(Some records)

☆ ☆ ☆ ☆ ☆

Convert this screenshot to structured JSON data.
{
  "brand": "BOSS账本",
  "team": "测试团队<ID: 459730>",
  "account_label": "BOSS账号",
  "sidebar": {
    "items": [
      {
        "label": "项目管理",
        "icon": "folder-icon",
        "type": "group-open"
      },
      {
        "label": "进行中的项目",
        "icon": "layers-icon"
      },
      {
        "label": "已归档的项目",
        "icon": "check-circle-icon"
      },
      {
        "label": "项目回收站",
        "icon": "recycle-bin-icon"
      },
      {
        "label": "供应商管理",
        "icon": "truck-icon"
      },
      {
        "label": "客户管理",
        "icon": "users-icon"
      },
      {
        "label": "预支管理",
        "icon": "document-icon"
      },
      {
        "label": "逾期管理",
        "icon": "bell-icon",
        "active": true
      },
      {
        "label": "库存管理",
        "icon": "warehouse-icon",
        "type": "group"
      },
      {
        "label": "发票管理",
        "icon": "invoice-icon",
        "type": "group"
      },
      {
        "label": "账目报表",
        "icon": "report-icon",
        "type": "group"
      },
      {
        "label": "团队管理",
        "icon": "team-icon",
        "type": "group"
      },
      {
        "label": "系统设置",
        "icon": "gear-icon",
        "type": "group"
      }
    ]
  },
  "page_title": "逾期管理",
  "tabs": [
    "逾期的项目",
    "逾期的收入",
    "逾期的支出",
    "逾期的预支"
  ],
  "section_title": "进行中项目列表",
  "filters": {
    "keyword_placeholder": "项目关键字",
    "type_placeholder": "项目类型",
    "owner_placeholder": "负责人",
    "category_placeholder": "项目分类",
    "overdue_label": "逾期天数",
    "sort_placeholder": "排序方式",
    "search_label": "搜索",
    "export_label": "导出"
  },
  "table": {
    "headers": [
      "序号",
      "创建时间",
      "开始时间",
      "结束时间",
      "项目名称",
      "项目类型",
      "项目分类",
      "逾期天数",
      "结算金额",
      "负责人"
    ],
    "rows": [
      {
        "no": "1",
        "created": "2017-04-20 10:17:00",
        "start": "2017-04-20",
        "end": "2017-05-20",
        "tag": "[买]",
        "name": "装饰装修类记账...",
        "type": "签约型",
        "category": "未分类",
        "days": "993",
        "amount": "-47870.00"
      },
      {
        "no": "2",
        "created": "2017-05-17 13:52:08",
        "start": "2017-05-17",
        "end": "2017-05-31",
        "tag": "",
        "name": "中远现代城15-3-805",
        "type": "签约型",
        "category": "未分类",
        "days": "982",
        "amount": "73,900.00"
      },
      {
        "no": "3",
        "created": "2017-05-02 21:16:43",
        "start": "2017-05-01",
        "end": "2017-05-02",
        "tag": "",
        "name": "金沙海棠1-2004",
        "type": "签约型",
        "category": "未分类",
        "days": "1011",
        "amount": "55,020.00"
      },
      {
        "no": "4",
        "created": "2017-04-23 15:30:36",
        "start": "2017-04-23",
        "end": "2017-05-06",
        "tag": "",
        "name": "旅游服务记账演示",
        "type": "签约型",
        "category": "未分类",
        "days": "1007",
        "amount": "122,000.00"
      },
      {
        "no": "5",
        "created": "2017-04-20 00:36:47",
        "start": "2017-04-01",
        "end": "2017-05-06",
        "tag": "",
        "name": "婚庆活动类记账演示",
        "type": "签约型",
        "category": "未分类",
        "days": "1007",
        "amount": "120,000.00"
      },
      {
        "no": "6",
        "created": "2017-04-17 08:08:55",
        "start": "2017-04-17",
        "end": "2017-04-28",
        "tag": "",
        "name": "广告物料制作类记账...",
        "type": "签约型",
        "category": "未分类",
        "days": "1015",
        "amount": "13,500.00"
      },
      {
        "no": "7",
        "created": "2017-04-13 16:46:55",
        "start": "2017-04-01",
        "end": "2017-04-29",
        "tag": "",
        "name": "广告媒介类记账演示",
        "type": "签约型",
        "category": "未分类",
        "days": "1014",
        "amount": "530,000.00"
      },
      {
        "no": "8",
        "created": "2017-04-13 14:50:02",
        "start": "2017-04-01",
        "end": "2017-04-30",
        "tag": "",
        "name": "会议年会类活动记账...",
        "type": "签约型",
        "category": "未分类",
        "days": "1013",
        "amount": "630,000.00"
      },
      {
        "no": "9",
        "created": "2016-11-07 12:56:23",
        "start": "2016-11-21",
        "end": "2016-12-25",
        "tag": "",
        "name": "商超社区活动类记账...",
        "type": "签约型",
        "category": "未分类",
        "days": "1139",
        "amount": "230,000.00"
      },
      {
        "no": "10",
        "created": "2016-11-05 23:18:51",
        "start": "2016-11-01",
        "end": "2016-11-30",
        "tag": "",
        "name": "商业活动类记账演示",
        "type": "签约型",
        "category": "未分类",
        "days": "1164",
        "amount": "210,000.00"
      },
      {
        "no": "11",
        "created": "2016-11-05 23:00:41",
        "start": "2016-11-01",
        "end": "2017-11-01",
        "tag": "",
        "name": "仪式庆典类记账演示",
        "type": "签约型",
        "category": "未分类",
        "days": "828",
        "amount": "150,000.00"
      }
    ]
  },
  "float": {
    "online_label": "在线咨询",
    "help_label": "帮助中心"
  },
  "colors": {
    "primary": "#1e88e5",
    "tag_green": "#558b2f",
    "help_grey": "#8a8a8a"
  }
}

☆ ☆ ☆ ☆ ☆

OBJECTIVE.
Copy every line exactly. Leave nothing out.

REPLY TO THE TASK.
Convert this screenshot to structured JSON data.
{
  "brand": "BOSS账本",
  "team": "测试团队<ID: 459730>",
  "account_label": "BOSS账号",
  "sidebar": {
    "items": [
      {
        "label": "项目管理",
        "icon": "folder-icon",
        "type": "group-open"
      },
      {
        "label": "进行中的项目",
        "icon": "layers-icon"
      },
      {
        "label": "已归档的项目",
        "icon": "check-circle-icon"
      },
      {
        "label": "项目回收站",
        "icon": "recycle-bin-icon"
      },
      {
        "label": "供应商管理",
        "icon": "truck-icon"
      },
      {
        "label": "客户管理",
        "icon": "users-icon"
      },
      {
        "label": "预支管理",
        "icon": "document-icon"
      },
      {
        "label": "逾期管理",
        "icon": "bell-icon",
        "active": true
      },
      {
        "label": "库存管理",
        "icon": "warehouse-icon",
        "type": "group"
      },
      {
        "label": "发票管理",
        "icon": "invoice-icon",
        "type": "group"
      },
      {
        "label": "账目报表",
        "icon": "report-icon",
        "type": "group"
      },
      {
        "label": "团队管理",
        "icon": "team-icon",
        "type": "group"
      },
      {
        "label": "系统设置",
        "icon": "gear-icon",
        "type": "group"
      }
    ]
  },
  "page_title": "逾期管理",
  "tabs": [
    "逾期的项目",
    "逾期的收入",
    "逾期的支出",
    "逾期的预支"
  ],
  "section_title": "进行中项目列表",
  "filters": {
    "keyword_placeholder": "项目关键字",
    "type_placeholder": "项目类型",
    "owner_placeholder": "负责人",
    "category_placeholder": "项目分类",
    "overdue_label": "逾期天数",
    "sort_placeholder": "排序方式",
    "search_label": "搜索",
    "export_label": "导出"
  },
  "table": {
    "headers": [
      "序号",
      "创建时间",
      "开始时间",
      "结束时间",
      "项目名称",
      "项目类型",
      "项目分类",
      "逾期天数",
      "结算金额",
      "负责人"
    ],
    "rows": [
      {
        "no": "1",
        "created": "2017-04-20 10:17:00",
        "start": "2017-04-20",
        "end": "2017-05-20",
        "tag": "[买]",
        "name": "装饰装修类记账...",
        "type": "签约型",
        "category": "未分类",
        "days": "993",
        "amount": "-47870.00"
      },
      {
        "no": "2",
        "created": "2017-05-17 13:52:08",
        "start": "2017-05-17",
        "end": "2017-05-31",
        "tag": "",
        "name": "中远现代城15-3-805",
        "type": "签约型",
        "category": "未分类",
        "days": "982",
        "amount": "73,900.00"
      },
      {
        "no": "3",
        "created": "2017-05-02 21:16:43",
        "start": "2017-05-01",
        "end": "2017-05-02",
        "tag": "",
        "name": "金沙海棠1-2004",
        "type": "签约型",
        "category": "未分类",
        "days": "1011",
        "amount": "55,020.00"
      },
      {
        "no": "4",
        "created": "2017-04-23 15:30:36",
        "start": "2017-04-23",
        "end": "2017-05-06",
        "tag": "",
        "name": "旅游服务记账演示",
        "type": "签约型",
        "category": "未分类",
        "days": "1007",
        "amount": "122,000.00"
      },
      {
        "no": "5",
        "created": "2017-04-20 00:36:47",
        "start": "2017-04-01",
        "end": "2017-05-06",
        "tag": "",
        "name": "婚庆活动类记账演示",
        "type": "签约型",
        "category": "未分类",
        "days": "1007",
        "amount": "120,000.00"
      },
      {
        "no": "6",
        "created": "2017-04-17 08:08:55",
        "start": "2017-04-17",
        "end": "2017-04-28",
        "tag": "",
        "name": "广告物料制作类记账...",
        "type": "签约型",
        "category": "未分类",
        "days": "1015",
        "amount": "13,500.00"
      },
      {
        "no": "7",
        "created": "2017-04-13 16:46:55",
        "start": "2017-04-01",
        "end": "2017-04-29",
        "tag": "",
        "name": "广告媒介类记账演示",
        "type": "签约型",
        "category": "未分类",
        "days": "1014",
        "amount": "530,000.00"
      },
      {
        "no": "8",
        "created": "2017-04-13 14:50:02",
        "start": "2017-04-01",
        "end": "2017-04-30",
        "tag": "",
        "name": "会议年会类活动记账...",
        "type": "签约型",
        "category": "未分类",
        "days": "1013",
        "amount": "630,000.00"
      },
      {
        "no": "9",
        "created": "2016-11-07 12:56:23",
        "start": "2016-11-21",
        "end": "2016-12-25",
        "tag": "",
        "name": "商超社区活动类记账...",
        "type": "签约型",
        "category": "未分类",
        "days": "1139",
        "amount": "230,000.00"
      },
      {
        "no": "10",
        "created": "2016-11-05 23:18:51",
        "start": "2016-11-01",
        "end": "2016-11-30",
        "tag": "",
        "name": "商业活动类记账演示",
        "type": "签约型",
        "category": "未分类",
        "days": "1164",
        "amount": "210,000.00"
      },
      {
        "no": "11",
        "created": "2016-11-05 23:00:41",
        "start": "2016-11-01",
        "end": "2017-11-01",
        "tag": "",
        "name": "仪式庆典类记账演示",
        "type": "签约型",
        "category": "未分类",
        "days": "828",
        "amount": "150,000.00"
      }
    ]
  },
  "float": {
    "online_label": "在线咨询",
    "help_label": "帮助中心"
  },
  "colors": {
    "primary": "#1e88e5",
    "tag_green": "#558b2f",
    "help_grey": "#8a8a8a"
  }
}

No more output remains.